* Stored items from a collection
■ ■ ■ ■

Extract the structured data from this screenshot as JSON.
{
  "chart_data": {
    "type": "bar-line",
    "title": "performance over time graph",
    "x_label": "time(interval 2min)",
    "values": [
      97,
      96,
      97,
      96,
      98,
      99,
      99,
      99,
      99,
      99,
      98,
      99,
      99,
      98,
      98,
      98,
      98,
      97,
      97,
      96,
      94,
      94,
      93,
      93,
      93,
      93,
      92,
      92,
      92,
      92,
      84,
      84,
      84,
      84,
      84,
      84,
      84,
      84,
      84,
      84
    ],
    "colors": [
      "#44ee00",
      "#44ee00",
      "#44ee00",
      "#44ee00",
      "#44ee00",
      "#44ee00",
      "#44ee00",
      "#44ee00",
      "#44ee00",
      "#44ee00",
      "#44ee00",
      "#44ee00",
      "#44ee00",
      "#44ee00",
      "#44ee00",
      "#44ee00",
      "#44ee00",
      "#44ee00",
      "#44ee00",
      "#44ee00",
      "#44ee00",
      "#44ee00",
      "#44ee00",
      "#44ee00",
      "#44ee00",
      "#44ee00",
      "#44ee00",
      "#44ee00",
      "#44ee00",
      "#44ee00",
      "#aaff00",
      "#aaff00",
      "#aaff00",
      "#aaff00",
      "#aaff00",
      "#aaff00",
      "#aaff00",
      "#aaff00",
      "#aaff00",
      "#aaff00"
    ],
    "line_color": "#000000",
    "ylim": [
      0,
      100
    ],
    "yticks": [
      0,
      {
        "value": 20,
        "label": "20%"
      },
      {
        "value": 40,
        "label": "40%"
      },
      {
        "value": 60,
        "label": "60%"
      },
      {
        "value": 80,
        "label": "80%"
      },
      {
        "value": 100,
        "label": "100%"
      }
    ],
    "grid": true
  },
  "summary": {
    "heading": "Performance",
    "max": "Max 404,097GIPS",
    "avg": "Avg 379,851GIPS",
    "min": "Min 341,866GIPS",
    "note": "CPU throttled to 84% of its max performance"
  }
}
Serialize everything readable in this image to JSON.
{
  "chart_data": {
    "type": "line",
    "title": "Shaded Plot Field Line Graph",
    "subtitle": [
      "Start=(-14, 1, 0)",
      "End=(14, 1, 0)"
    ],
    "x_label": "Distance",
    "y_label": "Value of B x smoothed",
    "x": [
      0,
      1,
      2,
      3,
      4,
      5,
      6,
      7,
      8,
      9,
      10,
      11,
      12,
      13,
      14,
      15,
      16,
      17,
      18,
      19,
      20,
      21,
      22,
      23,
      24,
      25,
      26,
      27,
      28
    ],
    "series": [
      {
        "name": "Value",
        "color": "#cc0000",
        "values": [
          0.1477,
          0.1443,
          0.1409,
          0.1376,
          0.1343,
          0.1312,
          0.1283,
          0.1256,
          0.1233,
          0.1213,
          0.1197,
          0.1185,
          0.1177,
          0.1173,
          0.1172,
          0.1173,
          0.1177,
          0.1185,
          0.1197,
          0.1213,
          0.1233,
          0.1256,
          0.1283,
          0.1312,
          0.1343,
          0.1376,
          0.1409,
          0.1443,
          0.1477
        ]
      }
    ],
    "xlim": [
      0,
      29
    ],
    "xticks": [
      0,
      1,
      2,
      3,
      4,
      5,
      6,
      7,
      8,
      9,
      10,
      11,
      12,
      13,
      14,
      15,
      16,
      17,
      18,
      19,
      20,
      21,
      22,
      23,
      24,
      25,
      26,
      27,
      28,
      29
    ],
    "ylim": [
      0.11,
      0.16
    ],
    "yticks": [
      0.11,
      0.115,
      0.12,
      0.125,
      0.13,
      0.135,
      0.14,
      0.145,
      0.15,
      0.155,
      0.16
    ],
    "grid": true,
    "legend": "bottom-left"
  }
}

■ ■ ■ ■

* Exercise prompt
Print the whole listing exactly as it is.

* Answer for the task
Extract the structured data from this screenshot as JSON.
{
  "chart_data": {
    "type": "bar-line",
    "title": "performance over time graph",
    "x_label": "time(interval 2min)",
    "values": [
      97,
      96,
      97,
      96,
      98,
      99,
      99,
      99,
      99,
      99,
      98,
      99,
      99,
      98,
      98,
      98,
      98,
      97,
      97,
      96,
      94,
      94,
      93,
      93,
      93,
      93,
      92,
      92,
      92,
      92,
      84,
      84,
      84,
      84,
      84,
      84,
      84,
      84,
      84,
      84
    ],
    "colors": [
      "#44ee00",
      "#44ee00",
      "#44ee00",
      "#44ee00",
      "#44ee00",
      "#44ee00",
      "#44ee00",
      "#44ee00",
      "#44ee00",
      "#44ee00",
      "#44ee00",
      "#44ee00",
      "#44ee00",
      "#44ee00",
      "#44ee00",
      "#44ee00",
      "#44ee00",
      "#44ee00",
      "#44ee00",
      "#44ee00",
      "#44ee00",
      "#44ee00",
      "#44ee00",
      "#44ee00",
      "#44ee00",
      "#44ee00",
      "#44ee00",
      "#44ee00",
      "#44ee00",
      "#44ee00",
      "#aaff00",
      "#aaff00",
      "#aaff00",
      "#aaff00",
      "#aaff00",
      "#aaff00",
      "#aaff00",
      "#aaff00",
      "#aaff00",
      "#aaff00"
    ],
    "line_color": "#000000",
    "ylim": [
      0,
      100
    ],
    "yticks": [
      0,
      {
        "value": 20,
        "label": "20%"
      },
      {
        "value": 40,
        "label": "40%"
      },
      {
        "value": 60,
        "label": "60%"
      },
      {
        "value": 80,
        "label": "80%"
      },
      {
        "value": 100,
        "label": "100%"
      }
    ],
    "grid": true
  },
  "summary": {
    "heading": "Performance",
    "max": "Max 404,097GIPS",
    "avg": "Avg 379,851GIPS",
    "min": "Min 341,866GIPS",
    "note": "CPU throttled to 84% of its max performance"
  }
}
Serialize everything readable in this image to JSON.
{
  "chart_data": {
    "type": "line",
    "title": "Shaded Plot Field Line Graph",
    "subtitle": [
      "Start=(-14, 1, 0)",
      "End=(14, 1, 0)"
    ],
    "x_label": "Distance",
    "y_label": "Value of B x smoothed",
    "x": [
      0,
      1,
      2,
      3,
      4,
      5,
      6,
      7,
      8,
      9,
      10,
      11,
      12,
      13,
      14,
      15,
      16,
      17,
      18,
      19,
      20,
      21,
      22,
      23,
      24,
      25,
      26,
      27,
      28
    ],
    "series": [
      {
        "name": "Value",
        "color": "#cc0000",
        "values": [
          0.1477,
          0.1443,
          0.1409,
          0.1376,
          0.1343,
          0.1312,
          0.1283,
          0.1256,
          0.1233,
          0.1213,
          0.1197,
          0.1185,
          0.1177,
          0.1173,
          0.1172,
          0.1173,
          0.1177,
          0.1185,
          0.1197,
          0.1213,
          0.1233,
          0.1256,
          0.1283,
          0.1312,
          0.1343,
          0.1376,
          0.1409,
          0.1443,
          0.1477
        ]
      }
    ],
    "xlim": [
      0,
      29
    ],
    "xticks": [
      0,
      1,
      2,
      3,
      4,
      5,
      6,
      7,
      8,
      9,
      10,
      11,
      12,
      13,
      14,
      15,
      16,
      17,
      18,
      19,
      20,
      21,
      22,
      23,
      24,
      25,
      26,
      27,
      28,
      29
    ],
    "ylim": [
      0.11,
      0.16
    ],
    "yticks": [
      0.11,
      0.115,
      0.12,
      0.125,
      0.13,
      0.135,
      0.14,
      0.145,
      0.15,
      0.155,
      0.16
    ],
    "grid": true,
    "legend": "bottom-left"
  }
}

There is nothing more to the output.